■ **Directive**
Look through the listing for the word "latte". Copy each line that has it.

Dataset entries:
_____

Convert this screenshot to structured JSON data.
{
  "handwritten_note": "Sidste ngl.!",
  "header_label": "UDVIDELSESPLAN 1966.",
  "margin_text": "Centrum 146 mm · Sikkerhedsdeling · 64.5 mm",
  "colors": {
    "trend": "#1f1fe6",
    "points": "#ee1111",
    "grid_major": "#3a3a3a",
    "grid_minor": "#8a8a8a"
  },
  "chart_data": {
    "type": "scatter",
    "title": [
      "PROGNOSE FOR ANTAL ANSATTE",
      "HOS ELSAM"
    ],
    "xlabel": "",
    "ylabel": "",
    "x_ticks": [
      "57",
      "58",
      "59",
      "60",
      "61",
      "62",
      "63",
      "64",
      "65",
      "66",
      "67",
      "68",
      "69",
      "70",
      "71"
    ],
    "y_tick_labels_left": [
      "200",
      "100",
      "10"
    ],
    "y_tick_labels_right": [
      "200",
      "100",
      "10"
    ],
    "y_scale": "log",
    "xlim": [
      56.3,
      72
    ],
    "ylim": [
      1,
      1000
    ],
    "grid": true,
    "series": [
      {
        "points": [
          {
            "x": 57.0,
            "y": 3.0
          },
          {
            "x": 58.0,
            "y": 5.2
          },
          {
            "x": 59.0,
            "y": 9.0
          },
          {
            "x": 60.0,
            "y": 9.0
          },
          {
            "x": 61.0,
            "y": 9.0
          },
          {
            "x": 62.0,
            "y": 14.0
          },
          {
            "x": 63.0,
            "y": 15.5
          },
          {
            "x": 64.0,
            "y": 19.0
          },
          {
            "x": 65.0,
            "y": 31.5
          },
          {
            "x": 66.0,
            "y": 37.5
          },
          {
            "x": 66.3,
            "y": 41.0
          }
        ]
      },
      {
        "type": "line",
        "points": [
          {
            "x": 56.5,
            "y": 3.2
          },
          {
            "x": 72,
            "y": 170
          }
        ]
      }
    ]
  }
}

_____

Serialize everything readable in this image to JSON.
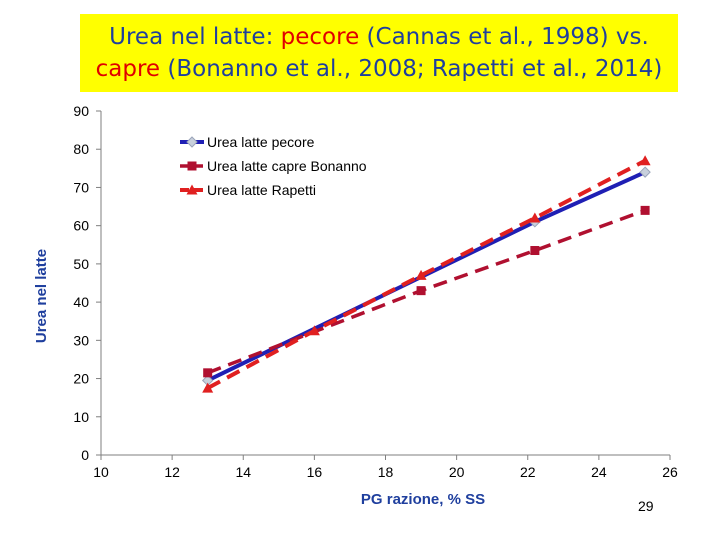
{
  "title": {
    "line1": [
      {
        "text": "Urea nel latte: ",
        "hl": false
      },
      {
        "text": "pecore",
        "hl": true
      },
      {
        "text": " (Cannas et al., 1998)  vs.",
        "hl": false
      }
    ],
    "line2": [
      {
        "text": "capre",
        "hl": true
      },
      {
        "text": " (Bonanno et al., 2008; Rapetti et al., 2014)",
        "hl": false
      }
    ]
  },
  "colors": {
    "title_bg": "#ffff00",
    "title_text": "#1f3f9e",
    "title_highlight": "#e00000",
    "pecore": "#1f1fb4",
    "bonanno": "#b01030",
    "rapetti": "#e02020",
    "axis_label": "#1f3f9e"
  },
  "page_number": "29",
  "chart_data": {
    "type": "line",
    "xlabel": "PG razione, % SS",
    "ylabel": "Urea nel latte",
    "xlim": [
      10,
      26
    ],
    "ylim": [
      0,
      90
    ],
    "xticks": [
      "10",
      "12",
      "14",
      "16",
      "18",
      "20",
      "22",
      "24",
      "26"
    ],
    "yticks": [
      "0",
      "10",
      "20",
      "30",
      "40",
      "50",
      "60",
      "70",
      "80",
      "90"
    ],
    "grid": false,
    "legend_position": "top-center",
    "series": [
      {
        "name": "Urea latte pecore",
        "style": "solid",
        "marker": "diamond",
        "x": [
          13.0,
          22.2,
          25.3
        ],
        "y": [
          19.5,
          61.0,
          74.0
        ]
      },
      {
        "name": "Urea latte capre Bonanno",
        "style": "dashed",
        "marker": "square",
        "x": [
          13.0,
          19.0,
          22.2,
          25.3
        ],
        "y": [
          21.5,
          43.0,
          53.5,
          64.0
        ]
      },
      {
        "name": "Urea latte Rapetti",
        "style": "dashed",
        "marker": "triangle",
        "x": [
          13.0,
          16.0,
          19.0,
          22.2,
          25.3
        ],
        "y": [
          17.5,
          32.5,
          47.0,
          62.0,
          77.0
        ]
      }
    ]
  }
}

_____

■ **Result of this exercise**
        "text": "Urea nel latte: ",
    "ylabel": "Urea nel latte",
        "name": "Urea latte pecore",
        "name": "Urea latte capre Bonanno",
        "name": "Urea latte Rapetti",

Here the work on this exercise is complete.